**What you are asked to do:**
Take the material and output all of it exactly.

Source data:
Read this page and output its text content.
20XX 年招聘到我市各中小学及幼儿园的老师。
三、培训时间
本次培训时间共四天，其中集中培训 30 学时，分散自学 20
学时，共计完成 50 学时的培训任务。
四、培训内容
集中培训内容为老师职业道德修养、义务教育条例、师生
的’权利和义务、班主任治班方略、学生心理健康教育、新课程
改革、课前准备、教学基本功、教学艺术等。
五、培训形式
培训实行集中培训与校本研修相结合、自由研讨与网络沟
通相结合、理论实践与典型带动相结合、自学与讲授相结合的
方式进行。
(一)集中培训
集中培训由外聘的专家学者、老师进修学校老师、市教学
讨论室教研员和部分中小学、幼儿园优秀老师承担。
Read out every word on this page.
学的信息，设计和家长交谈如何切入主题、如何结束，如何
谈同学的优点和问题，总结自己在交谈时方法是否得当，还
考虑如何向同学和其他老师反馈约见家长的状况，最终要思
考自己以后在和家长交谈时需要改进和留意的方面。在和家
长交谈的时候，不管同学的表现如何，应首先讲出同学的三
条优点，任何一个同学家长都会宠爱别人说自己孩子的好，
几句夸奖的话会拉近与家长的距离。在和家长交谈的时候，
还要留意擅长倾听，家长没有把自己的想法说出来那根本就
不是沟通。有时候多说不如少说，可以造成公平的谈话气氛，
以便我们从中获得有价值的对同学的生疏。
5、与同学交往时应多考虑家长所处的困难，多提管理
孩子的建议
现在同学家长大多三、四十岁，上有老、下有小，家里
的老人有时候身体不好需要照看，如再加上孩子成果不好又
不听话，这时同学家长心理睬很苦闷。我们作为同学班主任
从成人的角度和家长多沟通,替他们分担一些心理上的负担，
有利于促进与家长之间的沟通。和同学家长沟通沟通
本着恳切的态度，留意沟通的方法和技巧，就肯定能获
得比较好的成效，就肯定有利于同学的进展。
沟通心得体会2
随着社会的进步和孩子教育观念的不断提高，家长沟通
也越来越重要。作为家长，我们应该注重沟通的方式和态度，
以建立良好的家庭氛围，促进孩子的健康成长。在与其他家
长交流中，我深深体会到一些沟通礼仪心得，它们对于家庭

**Result of this exercise:**
Read this page and output its text content.
20XX 年招聘到我市各中小学及幼儿园的老师。
三、培训时间
本次培训时间共四天，其中集中培训 30 学时，分散自学 20
学时，共计完成 50 学时的培训任务。
四、培训内容
集中培训内容为老师职业道德修养、义务教育条例、师生
的’权利和义务、班主任治班方略、学生心理健康教育、新课程
改革、课前准备、教学基本功、教学艺术等。
五、培训形式
培训实行集中培训与校本研修相结合、自由研讨与网络沟
通相结合、理论实践与典型带动相结合、自学与讲授相结合的
方式进行。
(一)集中培训
集中培训由外聘的专家学者、老师进修学校老师、市教学
讨论室教研员和部分中小学、幼儿园优秀老师承担。
Read out every word on this page.
学的信息，设计和家长交谈如何切入主题、如何结束，如何
谈同学的优点和问题，总结自己在交谈时方法是否得当，还
考虑如何向同学和其他老师反馈约见家长的状况，最终要思
考自己以后在和家长交谈时需要改进和留意的方面。在和家
长交谈的时候，不管同学的表现如何，应首先讲出同学的三
条优点，任何一个同学家长都会宠爱别人说自己孩子的好，
几句夸奖的话会拉近与家长的距离。在和家长交谈的时候，
还要留意擅长倾听，家长没有把自己的想法说出来那根本就
不是沟通。有时候多说不如少说，可以造成公平的谈话气氛，
以便我们从中获得有价值的对同学的生疏。
5、与同学交往时应多考虑家长所处的困难，多提管理
孩子的建议
现在同学家长大多三、四十岁，上有老、下有小，家里
的老人有时候身体不好需要照看，如再加上孩子成果不好又
不听话，这时同学家长心理睬很苦闷。我们作为同学班主任
从成人的角度和家长多沟通,替他们分担一些心理上的负担，
有利于促进与家长之间的沟通。和同学家长沟通沟通
本着恳切的态度，留意沟通的方法和技巧，就肯定能获
得比较好的成效，就肯定有利于同学的进展。
沟通心得体会2
随着社会的进步和孩子教育观念的不断提高，家长沟通
也越来越重要。作为家长，我们应该注重沟通的方式和态度，
以建立良好的家庭氛围，促进孩子的健康成长。在与其他家
长交流中，我深深体会到一些沟通礼仪心得，它们对于家庭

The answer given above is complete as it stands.